§ EXTRAIT DU DOCUMENT:
##########

De fait, toutes les responsabilités confiées au sein du peuple juif émanent de Mal’hout, l’Attribut de Royauté divine. Le Zohar souligne que celui-ci ne possède rien par lui-même, mais que, pour autant, "le feu inférieur appelle, en permanence, le feu supérieur". Le ‘Hirik(4) est plus bas que toutes les lettres. Il joue cependant un rôle central et devient un ‘Holam(5), recevant ainsi une immense élévation. Comme l’expliquent longuement les ouvrages de la Kabbala, l’Attribut de Mal’hout reçoit de tous les autres. Or, Ari’h Anpin(6) ne comprend que neuf points(7).

De fait, la source de Mal’hout est Reïcha Dela Ityada(8), où l’Essence de D.ieu se révèle dans toute Sa force. Ainsi, le point le plus bas est lié au plus haut et l’âme, dont l’origine est l’Essence de D.ieu, descend "d’une cime élevée vers une fosse profonde", pour se vêtir d’un corps physique et d’une âme animale. Cette descente doit donc se solder par une élévation, lui permettant de dépasser le niveau qui était le sien avant cette chute et de "s’unir au corps du Roi" du monde. Chacun se prépare à cela en assumant la mission qui lui est confiée dans ce monde, en mettant en pratique la Volonté et le Désir du Saint béni soit-Il.

Une expression courante de la ‘Hassidout dit qu’il faut "se soumettre à Celui Qui a émis la Volonté(9)". En pareil cas, la nature de cette Volonté importe peu, qu’il s’agisse de mettre les Tefilin et de révéler l’Intellect supérieur, à son stade le plus développé, ou bien de fendre du bois, de puiser de l’eau, activités qui sont confiés aux plus humbles parmi les Juifs, par opposition aux chefs de tribu. En effet, celui qui est profondément soumis à "Celui Qui a émis la Volonté" souhaite louer le Nom de D.ieu et la manière de le faire n’est, pour lui, qu’accessoire. Comme le constatent nos Sages, "leur désir se marque uniquement envers leur Père Qui se trouve dans les cieux".

##########

§ TÂCHE DEMANDÉE: D’après l’extrait, de quel attribut émanent toutes les responsabilités confiées au sein du peuple juif ? Les items ne sont pas nécessaires.

[Annotations de cadres englobants]
##########

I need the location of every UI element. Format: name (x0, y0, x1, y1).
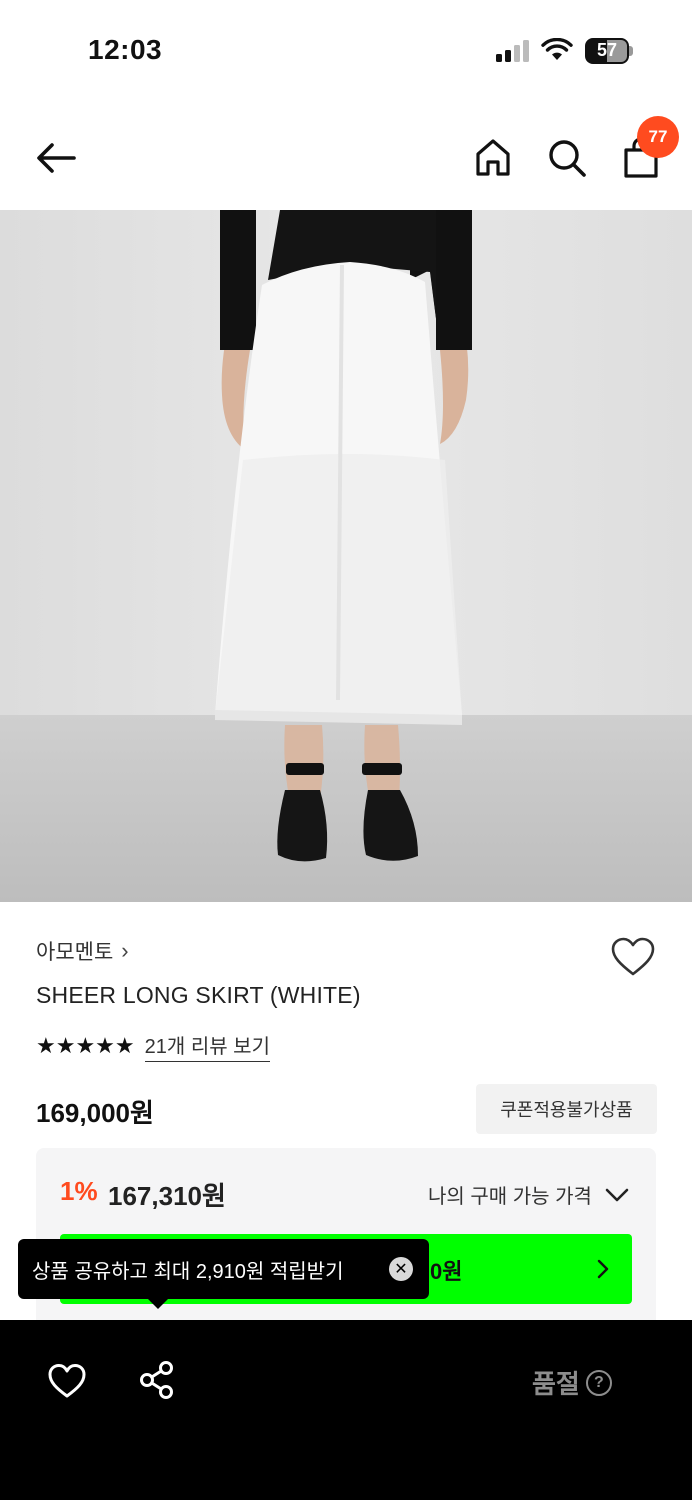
chevron-right-icon (597, 1259, 609, 1279)
soldout-label: 품절 (532, 1369, 580, 1399)
close-icon[interactable]: ✕ (389, 1257, 413, 1281)
product-title: SHEER LONG SKIRT (WHITE) (36, 982, 361, 1008)
brand-name: 아모멘토 (36, 941, 114, 964)
cellular-signal-icon (496, 40, 529, 62)
help-icon[interactable]: ? (585, 1369, 612, 1396)
share-icon[interactable] (138, 1360, 176, 1400)
chevron-right-icon: › (121, 938, 129, 963)
status-time: 12:03 (88, 34, 163, 65)
rating-row: ★★★★★ 21개 리뷰 보기 (36, 1030, 270, 1062)
cart-count-badge: 77 (637, 116, 679, 158)
home-icon[interactable] (472, 136, 514, 180)
discount-rate: 1% (60, 1176, 98, 1206)
product-image[interactable] (0, 210, 692, 902)
heart-icon[interactable] (47, 1362, 87, 1400)
top-navigation: 77 (0, 110, 692, 206)
star-rating-icon: ★★★★★ (36, 1033, 135, 1059)
brand-link[interactable]: 아모멘토 › (36, 936, 129, 966)
tooltip-tail (148, 1299, 168, 1309)
chevron-down-icon (605, 1188, 629, 1201)
my-price-label: 나의 구매 가능 가격 (428, 1186, 592, 1208)
tooltip-text: 상품 공유하고 최대 2,910원 적립받기 (32, 1260, 344, 1283)
original-price: 169,000원 (36, 1098, 154, 1128)
review-link[interactable]: 21개 리뷰 보기 (144, 1030, 270, 1062)
bottom-action-bar: 품절 ? (0, 1320, 692, 1500)
battery-level: 57 (596, 40, 618, 60)
heart-icon[interactable] (610, 935, 656, 979)
arrow-left-icon[interactable] (30, 136, 82, 180)
share-reward-tooltip: 상품 공유하고 최대 2,910원 적립받기 ✕ (18, 1239, 429, 1309)
status-bar: 12:03 57 (0, 0, 692, 100)
battery-icon: 57 (585, 38, 633, 64)
soldout-status: 품절 ? (532, 1364, 612, 1401)
search-icon[interactable] (546, 136, 588, 180)
final-price: 167,310원 (108, 1181, 226, 1211)
my-price-toggle[interactable]: 나의 구매 가능 가격 (428, 1180, 630, 1209)
wifi-icon (541, 38, 573, 60)
coupon-unavailable-badge: 쿠폰적용불가상품 (476, 1084, 657, 1134)
benefit-button-text: 0원 (430, 1259, 463, 1284)
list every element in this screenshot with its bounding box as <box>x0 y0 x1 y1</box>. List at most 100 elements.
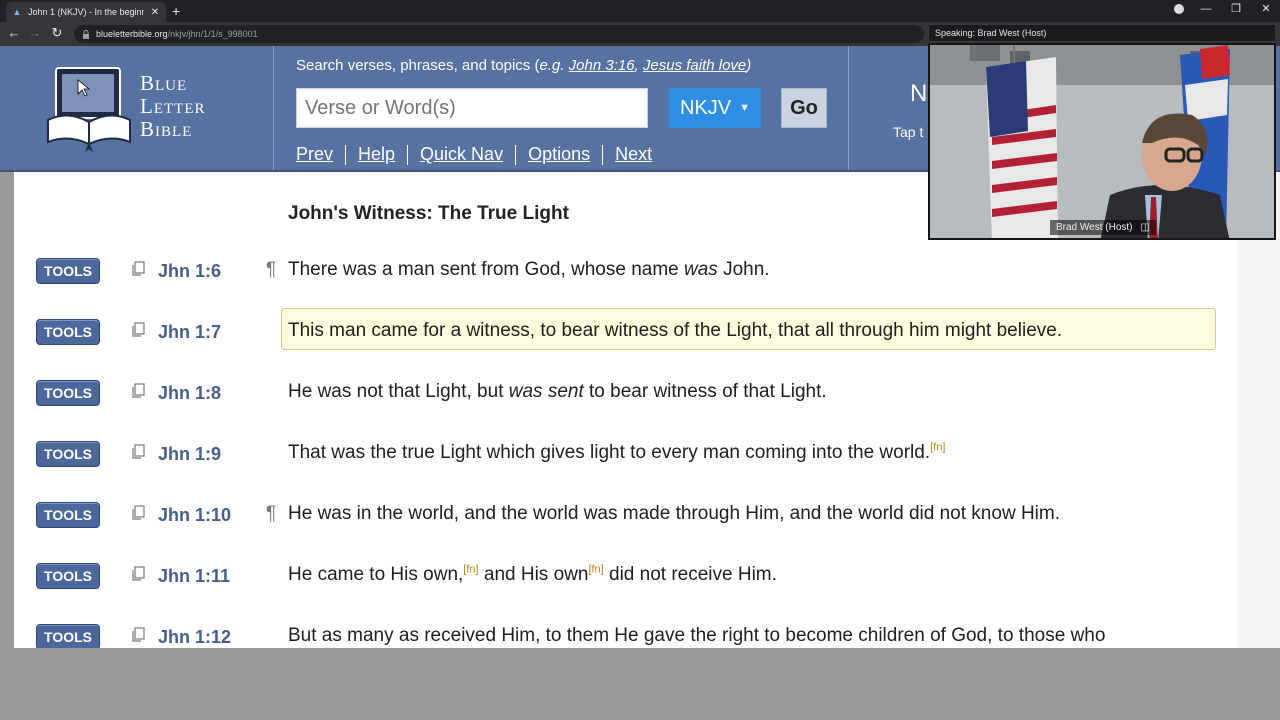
verse-row: TOOLS Jhn 1:8 He was not that Light, but… <box>14 380 1237 424</box>
search-hint-prefix: Search verses, phrases, and topics ( <box>296 57 540 74</box>
verse-text-part: John. <box>717 259 770 280</box>
lock-icon <box>82 30 90 39</box>
prev-link[interactable]: Prev <box>296 144 333 165</box>
reload-icon[interactable]: ↻ <box>48 25 66 41</box>
back-arrow-icon[interactable]: ← <box>5 25 23 40</box>
mic-icon: ◫ <box>1140 222 1150 233</box>
verse-text-part: and His own <box>478 564 589 585</box>
verse-reference[interactable]: Jhn 1:7 <box>158 322 221 343</box>
footnote-link[interactable]: [fn] <box>930 442 945 454</box>
verse-reference[interactable]: Jhn 1:9 <box>158 444 221 465</box>
verse-row: TOOLS Jhn 1:11 He came to His own,[fn] a… <box>14 563 1237 607</box>
verse-text-part: to bear witness of that Light. <box>583 381 827 402</box>
section-heading: John's Witness: The True Light <box>288 203 569 224</box>
record-indicator-icon <box>1174 3 1184 14</box>
copy-icon[interactable] <box>131 444 145 460</box>
verse-text: He was not that Light, but was sent to b… <box>288 381 827 403</box>
copy-icon[interactable] <box>131 322 145 338</box>
quick-nav-link[interactable]: Quick Nav <box>420 144 503 165</box>
search-example-link-1[interactable]: John 3:16 <box>569 57 635 74</box>
logo-text: Blue Letter Bible <box>140 72 205 141</box>
verse-text-part: He came to His own, <box>288 564 464 585</box>
verse-reference[interactable]: Jhn 1:6 <box>158 261 221 282</box>
verse-text: He came to His own,[fn] and His own[fn] … <box>288 564 777 586</box>
verse-text-part: There was a man sent from God, whose nam… <box>288 259 685 280</box>
verse-text-italic: was <box>684 259 718 280</box>
search-hint-eg: e.g. <box>539 57 565 74</box>
url-host: blueletterbible.org <box>96 29 168 39</box>
window-controls: — ❐ ✕ <box>1174 2 1274 15</box>
verse-text-italic: was sent <box>508 381 584 402</box>
logo-line-letter: Letter <box>140 94 206 118</box>
tools-button[interactable]: TOOLS <box>36 502 100 528</box>
minimize-icon[interactable]: — <box>1198 3 1214 15</box>
footnote-link[interactable]: [fn] <box>463 564 478 576</box>
verse-row-highlighted: TOOLS Jhn 1:7 This man came for a witnes… <box>14 308 1237 363</box>
verse-text: This man came for a witness, to bear wit… <box>288 320 1063 341</box>
verse-text: There was a man sent from God, whose nam… <box>288 259 770 281</box>
verse-reference[interactable]: Jhn 1:8 <box>158 383 221 404</box>
tools-button[interactable]: TOOLS <box>36 624 100 648</box>
copy-icon[interactable] <box>131 261 145 277</box>
verse-text: He was in the world, and the world was m… <box>288 503 1060 524</box>
participant-name: Brad West (Host) <box>1056 222 1133 233</box>
verse-text-part: He was not that Light, but <box>288 381 509 402</box>
verse-reference[interactable]: Jhn 1:12 <box>158 627 231 648</box>
tab-title: John 1 (NKJV) - In the beginning <box>28 7 144 17</box>
passage-content: John's Witness: The True Light TOOLS Jhn… <box>14 172 1237 648</box>
copy-icon[interactable] <box>131 566 145 582</box>
window-close-icon[interactable]: ✕ <box>1258 2 1274 15</box>
paragraph-mark: ¶ <box>266 503 277 524</box>
speaker-video[interactable]: Brad West (Host) ◫ <box>928 43 1276 240</box>
header-right-title: N <box>910 80 928 107</box>
open-bible-icon <box>47 67 131 152</box>
copy-icon[interactable] <box>131 627 145 643</box>
footnote-link[interactable]: [fn] <box>588 564 603 576</box>
version-select[interactable]: NKJV ▼ <box>669 88 761 128</box>
tools-button[interactable]: TOOLS <box>36 319 100 345</box>
browser-tab[interactable]: ▲ John 1 (NKJV) - In the beginning ✕ <box>6 2 166 22</box>
copy-icon[interactable] <box>131 505 145 521</box>
help-link[interactable]: Help <box>358 144 395 165</box>
paragraph-mark: ¶ <box>266 259 277 280</box>
url-input[interactable]: blueletterbible.org/nkjv/jhn/1/1/s_99800… <box>74 25 924 43</box>
new-tab-button[interactable]: + <box>172 3 180 19</box>
header-right-subtitle: Tap t <box>893 124 924 140</box>
tools-button[interactable]: TOOLS <box>36 441 100 467</box>
screen-share-bottom-bar <box>0 648 1280 720</box>
speaking-indicator[interactable]: Speaking: Brad West (Host) <box>928 24 1276 42</box>
sub-nav: Prev Help Quick Nav Options Next <box>296 144 652 165</box>
verse-text-part: That was the true Light which gives ligh… <box>288 442 931 463</box>
tools-button[interactable]: TOOLS <box>36 258 100 284</box>
nav-divider <box>345 144 347 165</box>
restore-icon[interactable]: ❐ <box>1228 2 1244 15</box>
page-gutter <box>1237 172 1280 648</box>
verse-row: TOOLS Jhn 1:6 ¶ There was a man sent fro… <box>14 258 1237 302</box>
options-link[interactable]: Options <box>528 144 590 165</box>
participant-name-label: Brad West (Host) ◫ <box>1050 220 1156 235</box>
tab-close-icon[interactable]: ✕ <box>150 7 160 18</box>
nav-divider <box>515 144 517 165</box>
search-hint-suffix: ) <box>746 57 752 74</box>
next-link[interactable]: Next <box>615 144 652 165</box>
nav-divider <box>407 144 409 165</box>
logo[interactable]: Blue Letter Bible <box>0 46 274 170</box>
tools-button[interactable]: TOOLS <box>36 380 100 406</box>
tools-button[interactable]: TOOLS <box>36 563 100 589</box>
verse-row: TOOLS Jhn 1:12 But as many as received H… <box>14 624 1237 648</box>
forward-arrow-icon[interactable]: → <box>26 25 44 40</box>
go-button[interactable]: Go <box>781 88 827 128</box>
speaker-video-frame <box>930 45 1274 238</box>
verse-row: TOOLS Jhn 1:10 ¶ He was in the world, an… <box>14 502 1237 546</box>
version-label: NKJV <box>679 96 732 119</box>
search-input[interactable] <box>296 88 648 128</box>
verse-text: That was the true Light which gives ligh… <box>288 442 945 464</box>
search-example-sep: , <box>634 57 639 74</box>
verse-reference[interactable]: Jhn 1:10 <box>158 505 231 526</box>
search-example-link-2[interactable]: Jesus faith love <box>643 57 746 74</box>
chevron-down-icon: ▼ <box>739 102 750 114</box>
copy-icon[interactable] <box>131 383 145 399</box>
verse-reference[interactable]: Jhn 1:11 <box>158 566 230 587</box>
verse-text-part: did not receive Him. <box>603 564 777 585</box>
site-favicon-icon: ▲ <box>12 7 22 17</box>
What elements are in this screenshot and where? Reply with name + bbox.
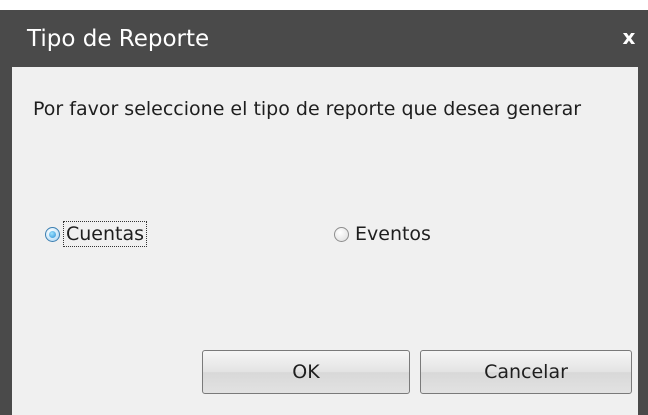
radio-unselected-icon[interactable] — [334, 226, 349, 242]
dialog-titlebar[interactable]: Tipo de Reporte x — [0, 10, 648, 67]
cancel-button[interactable]: Cancelar — [420, 350, 632, 394]
dialog-body: Por favor seleccione el tipo de reporte … — [12, 67, 638, 415]
close-button[interactable]: x — [618, 24, 640, 50]
dialog-frame-right — [638, 67, 648, 415]
ok-button[interactable]: OK — [202, 350, 410, 394]
dialog-frame-left — [0, 67, 12, 415]
report-type-dialog: Tipo de Reporte x Por favor seleccione e… — [0, 10, 648, 415]
dialog-title: Tipo de Reporte — [27, 26, 210, 52]
radio-cuentas[interactable]: Cuentas — [45, 221, 148, 247]
radio-selected-icon[interactable] — [45, 226, 60, 242]
close-icon: x — [622, 25, 636, 49]
radio-eventos-label: Eventos — [355, 223, 431, 245]
radio-cuentas-label: Cuentas — [62, 221, 148, 247]
radio-eventos[interactable]: Eventos — [334, 222, 433, 246]
dialog-message: Por favor seleccione el tipo de reporte … — [33, 98, 582, 120]
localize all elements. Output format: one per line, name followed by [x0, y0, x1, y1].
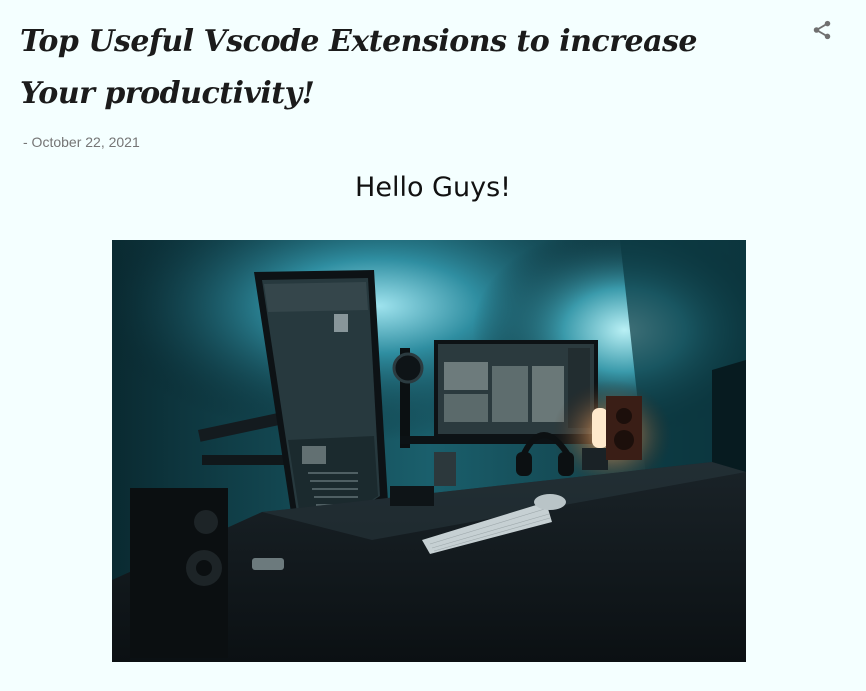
post-title[interactable]: Top Useful Vscode Extensions to increase…	[20, 16, 740, 120]
post-date[interactable]: - October 22, 2021	[23, 134, 140, 150]
share-icon	[813, 20, 831, 40]
post-greeting: Hello Guys!	[355, 172, 511, 203]
blog-post-page: Top Useful Vscode Extensions to increase…	[0, 0, 866, 691]
share-button[interactable]	[808, 16, 836, 44]
desk-setup-photo	[112, 240, 746, 662]
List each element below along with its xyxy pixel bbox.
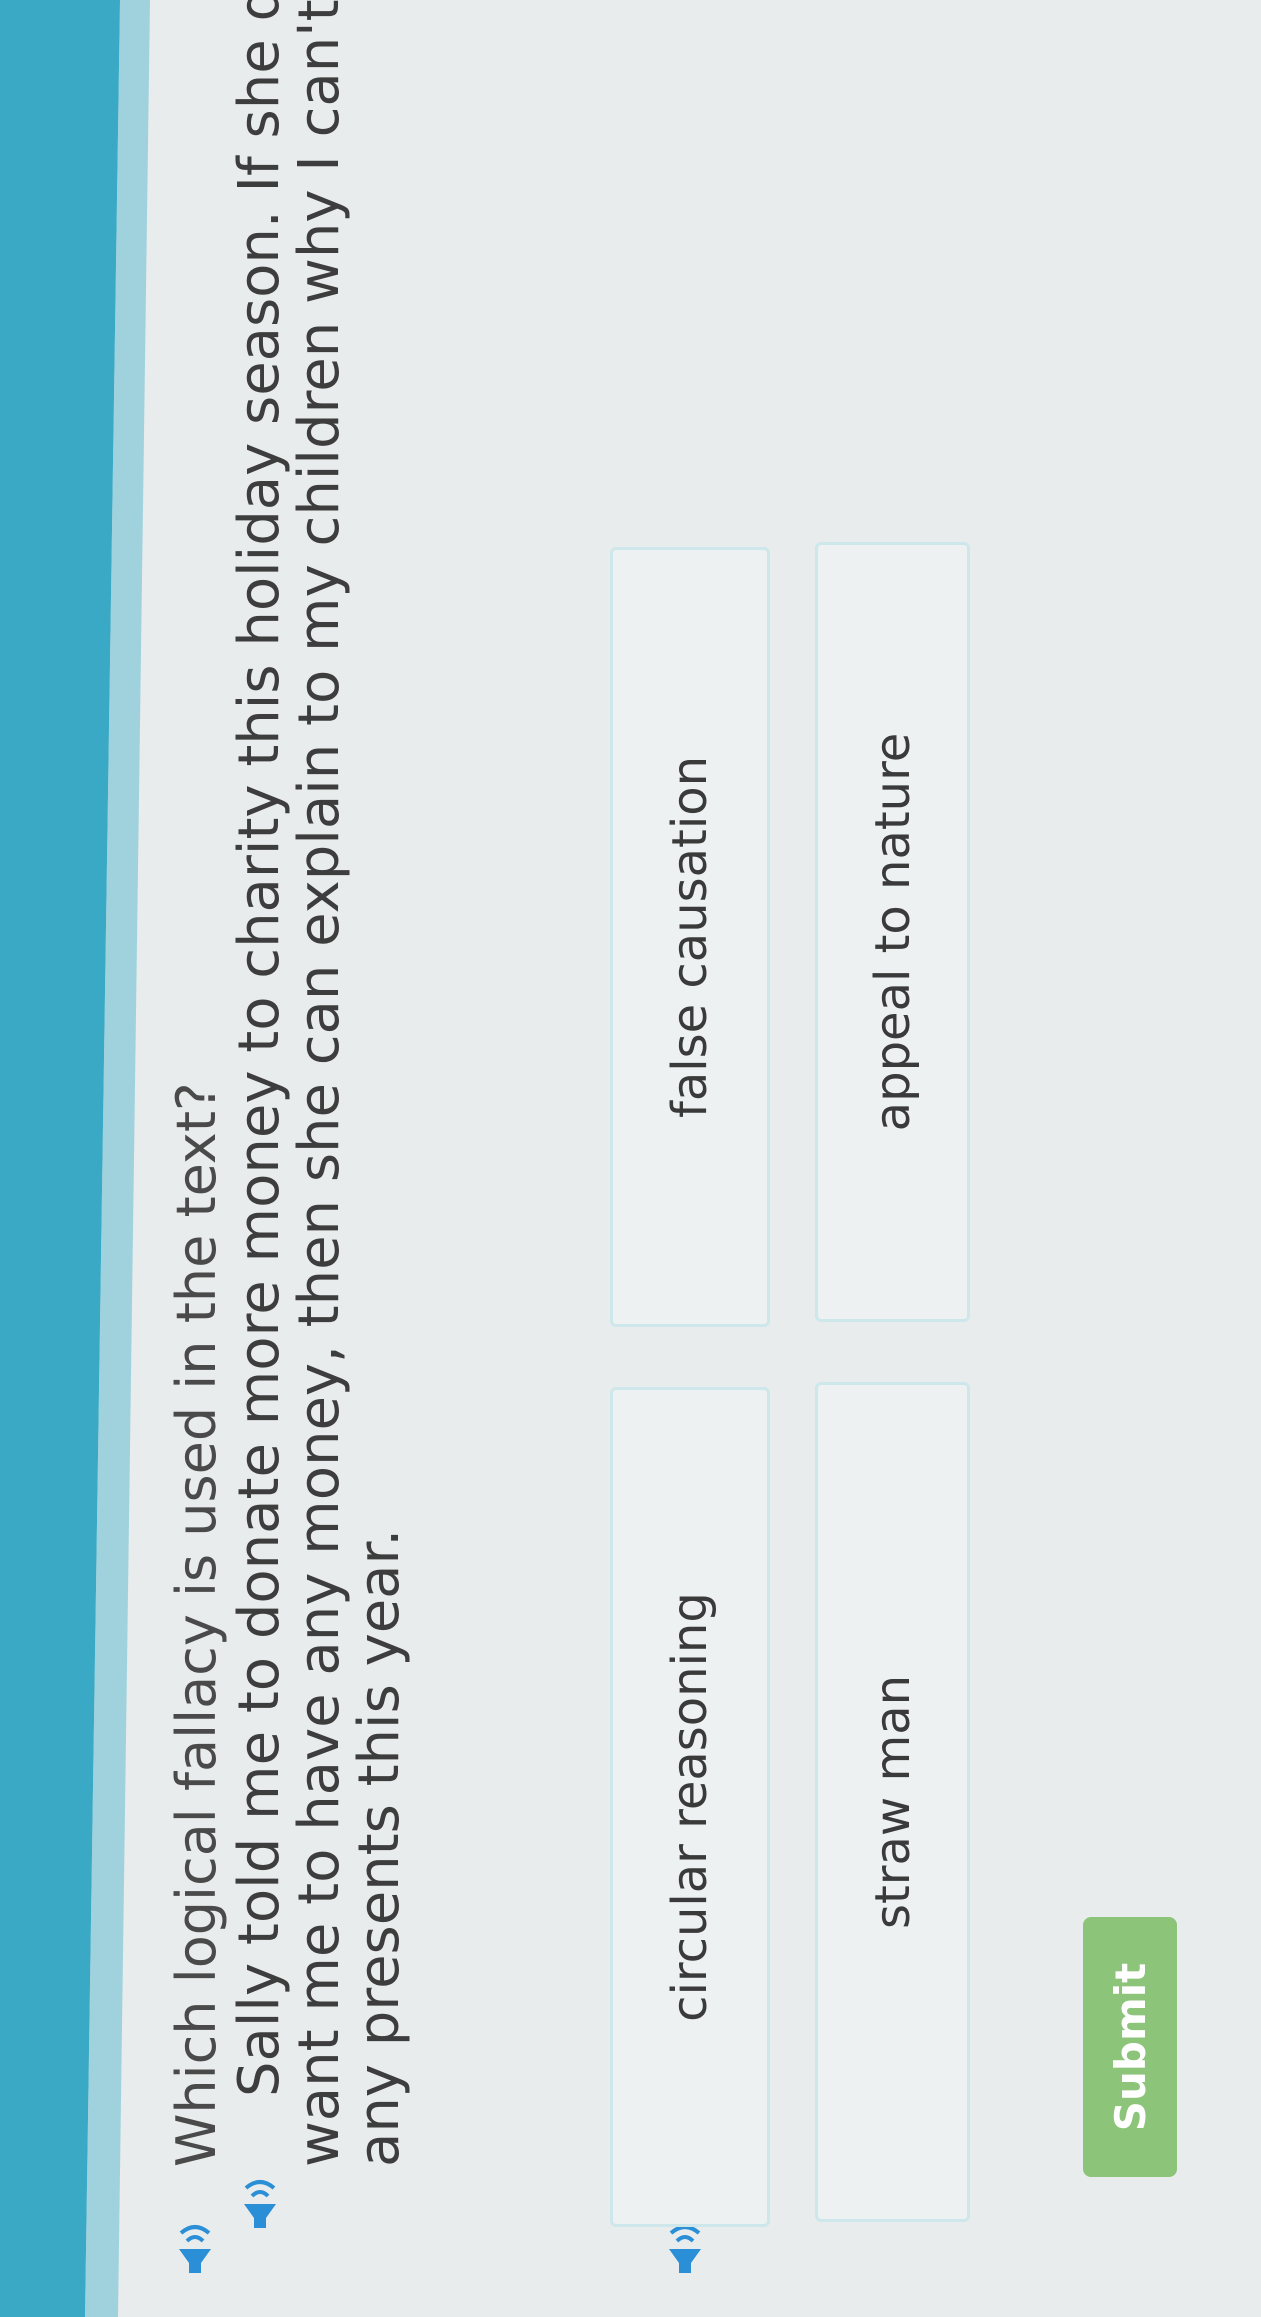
choice-label: appeal to nature xyxy=(864,732,921,1132)
choice-label: circular reasoning xyxy=(662,1592,718,2022)
choice-label: straw man xyxy=(864,1674,921,1930)
passage-line: Sally told me to donate more money to ch… xyxy=(227,0,292,2097)
question-text: Which logical fallacy is used in the tex… xyxy=(165,1082,228,2167)
question-panel: Which logical fallacy is used in the tex… xyxy=(0,0,1261,2317)
speaker-icon[interactable] xyxy=(175,2213,215,2277)
choice-label: false causation xyxy=(662,755,718,1119)
choice-straw-man[interactable]: straw man xyxy=(815,1382,970,2222)
passage-text: Sally told me to donate more money to ch… xyxy=(227,0,412,2167)
passage-line: any presents this year. xyxy=(347,1528,412,2167)
passage-line: want me to have any money, then she can … xyxy=(287,0,352,2167)
choice-circular-reasoning[interactable]: circular reasoning xyxy=(610,1387,770,2227)
submit-button[interactable]: Submit xyxy=(1083,1917,1177,2177)
choice-appeal-to-nature[interactable]: appeal to nature xyxy=(815,542,970,1322)
choice-false-causation[interactable]: false causation xyxy=(610,547,770,1327)
speaker-icon[interactable] xyxy=(240,2168,280,2232)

##########

§ RÉSULTAT FINAL: Elles émanent de Mal’hout, l’Attribut de Royauté divine.